- **WHAT THE TASK ASKS**:
Go through the entries below and retype them exactly, omitting each picture.

═══ INFORMATION GIVEN ═══

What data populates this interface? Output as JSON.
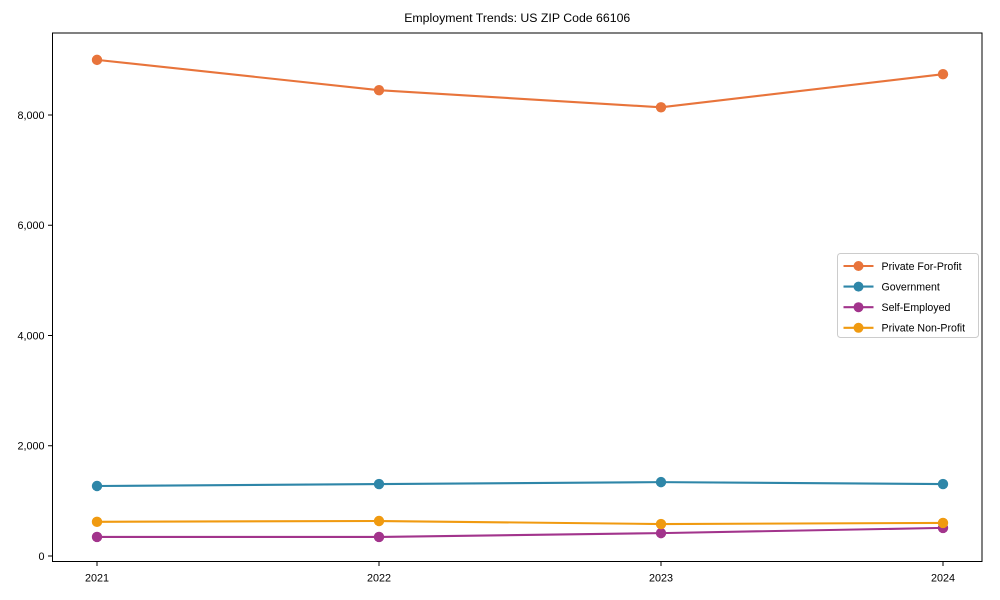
{
  "chart_data": {
    "type": "line",
    "title": "Employment Trends: US ZIP Code 66106",
    "xlabel": "",
    "ylabel": "",
    "x_labels": [
      "2021",
      "2022",
      "2023",
      "2024"
    ],
    "series": [
      {
        "name": "Private For-Profit",
        "color": "#E8743B",
        "values": [
          9000,
          8450,
          8140,
          8740
        ]
      },
      {
        "name": "Government",
        "color": "#2E86A8",
        "values": [
          1270,
          1305,
          1340,
          1305
        ]
      },
      {
        "name": "Self-Employed",
        "color": "#A2348C",
        "values": [
          345,
          345,
          415,
          510
        ]
      },
      {
        "name": "Private Non-Profit",
        "color": "#F09A10",
        "values": [
          620,
          635,
          580,
          600
        ]
      }
    ],
    "y_ticks": [
      0,
      2000,
      4000,
      6000,
      8000
    ],
    "y_tick_labels": [
      "0",
      "2,000",
      "4,000",
      "6,000",
      "8,000"
    ],
    "ylim": [
      -110,
      9490
    ],
    "grid": false,
    "legend_position": "center-right",
    "marker": "circle",
    "spine_color": "#000000",
    "legend_border_color": "#cccccc"
  }
}
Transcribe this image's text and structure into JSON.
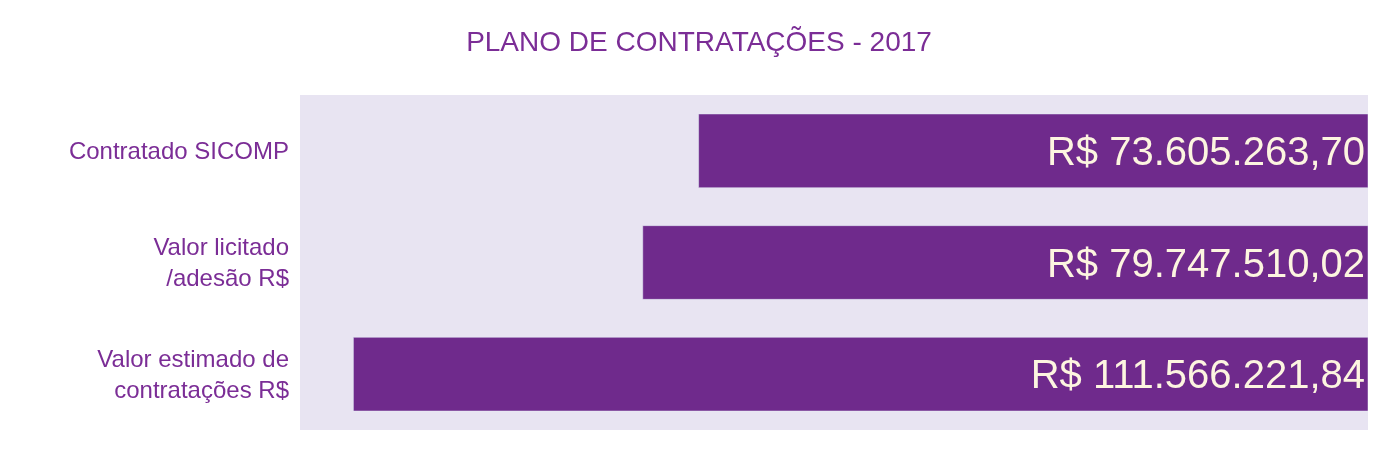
{
  "chart_data": {
    "type": "bar",
    "orientation": "horizontal",
    "title": "PLANO DE CONTRATAÇÕES - 2017",
    "categories": [
      "Contratado SICOMP",
      "Valor licitado /adesão R$",
      "Valor estimado de contratações R$"
    ],
    "values": [
      73605263.7,
      79747510.02,
      111566221.84
    ],
    "value_labels": [
      "R$ 73.605.263,70",
      "R$ 79.747.510,02",
      "R$ 111.566.221,84"
    ],
    "color": "#6f2a8c",
    "grid": false,
    "legend": false
  }
}
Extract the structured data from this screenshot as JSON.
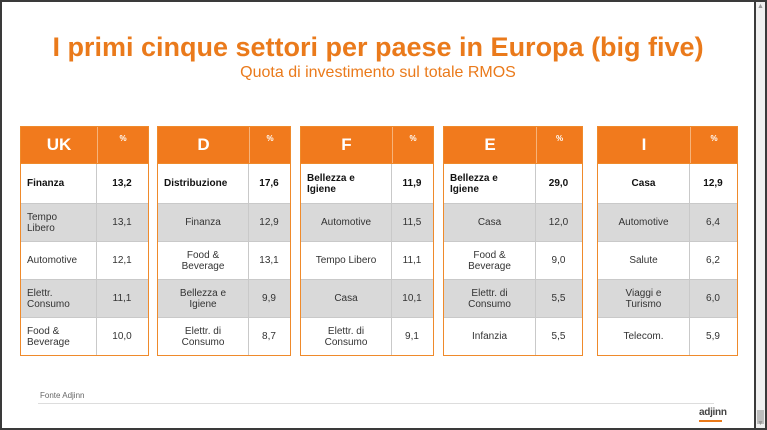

═══

- **TASK OUTPUT**:
What data populates this interface? Output as JSON.
{
  "chart_data": {
    "type": "line",
    "title": "Employment Trends: US ZIP Code 66106",
    "xlabel": "",
    "ylabel": "",
    "x_labels": [
      "2021",
      "2022",
      "2023",
      "2024"
    ],
    "series": [
      {
        "name": "Private For-Profit",
        "color": "#E8743B",
        "values": [
          9000,
          8450,
          8140,
          8740
        ]
      },
      {
        "name": "Government",
        "color": "#2E86A8",
        "values": [
          1270,
          1305,
          1340,
          1305
        ]
      },
      {
        "name": "Self-Employed",
        "color": "#A2348C",
        "values": [
          345,
          345,
          415,
          510
        ]
      },
      {
        "name": "Private Non-Profit",
        "color": "#F09A10",
        "values": [
          620,
          635,
          580,
          600
        ]
      }
    ],
    "y_ticks": [
      0,
      2000,
      4000,
      6000,
      8000
    ],
    "y_tick_labels": [
      "0",
      "2,000",
      "4,000",
      "6,000",
      "8,000"
    ],
    "ylim": [
      -110,
      9490
    ],
    "grid": false,
    "legend_position": "center-right",
    "marker": "circle",
    "spine_color": "#000000",
    "legend_border_color": "#cccccc"
  }
}
Transcribe this image's text and structure into JSON.
{
  "chart_data": {
    "type": "bar",
    "orientation": "horizontal",
    "title": "PLANO DE CONTRATAÇÕES - 2017",
    "categories": [
      "Contratado SICOMP",
      "Valor licitado /adesão R$",
      "Valor estimado de contratações R$"
    ],
    "values": [
      73605263.7,
      79747510.02,
      111566221.84
    ],
    "value_labels": [
      "R$ 73.605.263,70",
      "R$ 79.747.510,02",
      "R$ 111.566.221,84"
    ],
    "color": "#6f2a8c",
    "grid": false,
    "legend": false
  }
}
Extract the structured data from this screenshot as JSON.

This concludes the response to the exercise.